◆ Exercise directions: Below are the records; pull every line that includes "name".
----------
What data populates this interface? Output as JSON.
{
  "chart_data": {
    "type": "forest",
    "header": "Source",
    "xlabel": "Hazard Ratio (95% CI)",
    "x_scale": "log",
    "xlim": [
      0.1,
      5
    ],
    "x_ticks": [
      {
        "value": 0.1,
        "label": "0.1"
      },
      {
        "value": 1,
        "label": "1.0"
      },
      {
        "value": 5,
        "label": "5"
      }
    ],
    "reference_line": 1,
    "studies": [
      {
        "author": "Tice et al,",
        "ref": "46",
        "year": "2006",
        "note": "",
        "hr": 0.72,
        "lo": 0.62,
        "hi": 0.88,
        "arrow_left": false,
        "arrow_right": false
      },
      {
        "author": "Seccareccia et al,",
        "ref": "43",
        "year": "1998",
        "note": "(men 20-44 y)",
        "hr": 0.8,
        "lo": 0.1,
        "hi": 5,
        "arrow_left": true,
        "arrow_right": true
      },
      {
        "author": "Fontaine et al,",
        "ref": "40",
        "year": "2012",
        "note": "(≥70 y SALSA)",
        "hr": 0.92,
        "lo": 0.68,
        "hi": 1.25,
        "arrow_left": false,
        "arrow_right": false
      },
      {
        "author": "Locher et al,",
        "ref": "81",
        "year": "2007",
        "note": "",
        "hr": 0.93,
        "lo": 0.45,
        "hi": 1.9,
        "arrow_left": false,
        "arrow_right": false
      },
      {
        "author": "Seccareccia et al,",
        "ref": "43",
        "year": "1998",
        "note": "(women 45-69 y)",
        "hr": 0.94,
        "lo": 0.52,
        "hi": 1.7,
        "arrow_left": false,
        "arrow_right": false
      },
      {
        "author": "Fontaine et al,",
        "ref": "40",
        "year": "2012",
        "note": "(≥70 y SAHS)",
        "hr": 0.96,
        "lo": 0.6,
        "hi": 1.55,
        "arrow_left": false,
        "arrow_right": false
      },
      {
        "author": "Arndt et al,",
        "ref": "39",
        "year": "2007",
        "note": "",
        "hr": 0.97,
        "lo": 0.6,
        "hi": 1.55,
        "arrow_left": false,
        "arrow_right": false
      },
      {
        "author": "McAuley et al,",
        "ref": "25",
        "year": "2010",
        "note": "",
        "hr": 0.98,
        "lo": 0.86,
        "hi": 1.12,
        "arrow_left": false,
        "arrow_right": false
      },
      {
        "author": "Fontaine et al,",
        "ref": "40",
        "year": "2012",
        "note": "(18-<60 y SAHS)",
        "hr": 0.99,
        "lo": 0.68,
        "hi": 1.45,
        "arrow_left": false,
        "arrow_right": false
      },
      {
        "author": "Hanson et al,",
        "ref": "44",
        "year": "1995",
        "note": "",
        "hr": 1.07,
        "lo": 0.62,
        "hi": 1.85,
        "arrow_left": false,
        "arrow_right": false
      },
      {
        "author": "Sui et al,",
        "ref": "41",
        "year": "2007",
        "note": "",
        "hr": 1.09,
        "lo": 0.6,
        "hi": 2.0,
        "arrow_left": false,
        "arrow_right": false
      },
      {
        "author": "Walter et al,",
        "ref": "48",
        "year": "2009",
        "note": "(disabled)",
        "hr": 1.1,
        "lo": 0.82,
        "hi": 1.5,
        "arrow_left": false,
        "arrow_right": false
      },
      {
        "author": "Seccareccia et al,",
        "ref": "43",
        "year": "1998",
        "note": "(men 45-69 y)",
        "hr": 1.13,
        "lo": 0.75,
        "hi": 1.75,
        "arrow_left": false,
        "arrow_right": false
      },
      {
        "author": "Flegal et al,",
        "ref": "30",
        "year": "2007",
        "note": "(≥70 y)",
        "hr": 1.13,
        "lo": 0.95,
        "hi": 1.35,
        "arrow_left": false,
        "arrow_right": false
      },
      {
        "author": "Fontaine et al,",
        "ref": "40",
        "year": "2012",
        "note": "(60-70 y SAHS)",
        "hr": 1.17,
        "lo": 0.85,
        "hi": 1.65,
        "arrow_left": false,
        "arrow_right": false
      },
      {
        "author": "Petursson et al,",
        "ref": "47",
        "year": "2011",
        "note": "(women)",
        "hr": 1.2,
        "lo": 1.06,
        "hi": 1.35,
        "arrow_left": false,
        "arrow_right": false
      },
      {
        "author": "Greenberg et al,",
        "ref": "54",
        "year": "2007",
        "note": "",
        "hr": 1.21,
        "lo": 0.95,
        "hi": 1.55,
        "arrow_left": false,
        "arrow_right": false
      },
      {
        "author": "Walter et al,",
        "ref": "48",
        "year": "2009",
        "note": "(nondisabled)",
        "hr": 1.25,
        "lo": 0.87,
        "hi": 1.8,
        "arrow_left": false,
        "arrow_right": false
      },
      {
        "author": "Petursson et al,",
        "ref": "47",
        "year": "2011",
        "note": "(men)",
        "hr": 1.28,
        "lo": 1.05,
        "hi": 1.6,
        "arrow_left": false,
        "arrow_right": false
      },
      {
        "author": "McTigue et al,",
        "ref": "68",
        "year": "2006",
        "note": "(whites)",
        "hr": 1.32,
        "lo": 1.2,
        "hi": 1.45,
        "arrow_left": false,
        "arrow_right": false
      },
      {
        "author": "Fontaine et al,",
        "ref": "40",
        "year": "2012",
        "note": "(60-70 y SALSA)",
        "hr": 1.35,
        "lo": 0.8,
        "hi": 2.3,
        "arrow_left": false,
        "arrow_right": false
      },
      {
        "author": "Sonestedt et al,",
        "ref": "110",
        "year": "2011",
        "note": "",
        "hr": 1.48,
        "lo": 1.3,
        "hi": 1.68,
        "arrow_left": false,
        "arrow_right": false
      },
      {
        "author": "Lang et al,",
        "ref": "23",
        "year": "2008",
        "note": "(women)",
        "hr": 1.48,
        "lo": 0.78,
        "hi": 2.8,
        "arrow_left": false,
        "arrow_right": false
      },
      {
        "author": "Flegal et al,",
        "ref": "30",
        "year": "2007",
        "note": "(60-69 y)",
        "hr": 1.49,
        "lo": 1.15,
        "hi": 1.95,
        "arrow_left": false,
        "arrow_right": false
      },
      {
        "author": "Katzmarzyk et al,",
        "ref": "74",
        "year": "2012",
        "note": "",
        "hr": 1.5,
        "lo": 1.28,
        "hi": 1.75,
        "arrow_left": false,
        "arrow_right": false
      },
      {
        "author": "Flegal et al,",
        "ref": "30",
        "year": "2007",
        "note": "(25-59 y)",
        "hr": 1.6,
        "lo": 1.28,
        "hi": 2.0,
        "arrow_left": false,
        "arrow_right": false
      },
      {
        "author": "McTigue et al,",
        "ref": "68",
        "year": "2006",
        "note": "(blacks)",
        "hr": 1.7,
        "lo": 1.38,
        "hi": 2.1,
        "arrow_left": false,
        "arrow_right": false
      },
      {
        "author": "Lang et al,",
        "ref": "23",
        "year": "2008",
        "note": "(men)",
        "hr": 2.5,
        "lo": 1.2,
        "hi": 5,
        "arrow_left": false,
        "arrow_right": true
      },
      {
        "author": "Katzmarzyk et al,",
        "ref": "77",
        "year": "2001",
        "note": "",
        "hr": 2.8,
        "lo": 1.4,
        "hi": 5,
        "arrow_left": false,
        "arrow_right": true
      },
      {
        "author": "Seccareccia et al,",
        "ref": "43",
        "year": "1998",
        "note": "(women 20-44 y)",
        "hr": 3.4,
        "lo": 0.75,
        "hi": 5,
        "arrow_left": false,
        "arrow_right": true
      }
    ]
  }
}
----------
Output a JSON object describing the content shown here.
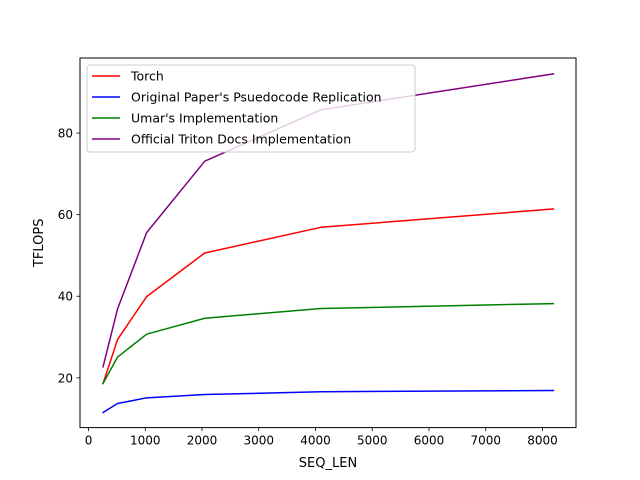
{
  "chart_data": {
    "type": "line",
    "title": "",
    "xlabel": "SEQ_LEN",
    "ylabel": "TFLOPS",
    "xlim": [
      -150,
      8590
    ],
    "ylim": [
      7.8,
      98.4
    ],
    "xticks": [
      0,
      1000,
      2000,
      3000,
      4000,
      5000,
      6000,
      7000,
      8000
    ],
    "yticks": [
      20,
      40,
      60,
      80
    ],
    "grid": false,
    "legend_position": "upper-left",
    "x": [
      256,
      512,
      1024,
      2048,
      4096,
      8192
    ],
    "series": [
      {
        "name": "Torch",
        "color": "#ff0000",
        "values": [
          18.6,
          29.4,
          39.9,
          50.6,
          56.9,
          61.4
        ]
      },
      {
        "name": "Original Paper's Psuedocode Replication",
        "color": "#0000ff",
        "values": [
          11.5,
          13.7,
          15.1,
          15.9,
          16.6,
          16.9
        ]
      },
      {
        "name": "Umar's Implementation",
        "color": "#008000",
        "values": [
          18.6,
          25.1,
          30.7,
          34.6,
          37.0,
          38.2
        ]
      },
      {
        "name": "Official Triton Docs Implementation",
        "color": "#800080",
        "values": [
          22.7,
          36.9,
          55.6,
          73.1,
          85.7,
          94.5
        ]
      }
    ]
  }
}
----------
◆ Output for this exercise:
        "name": "Torch",
        "name": "Original Paper's Psuedocode Replication",
        "name": "Umar's Implementation",
        "name": "Official Triton Docs Implementation",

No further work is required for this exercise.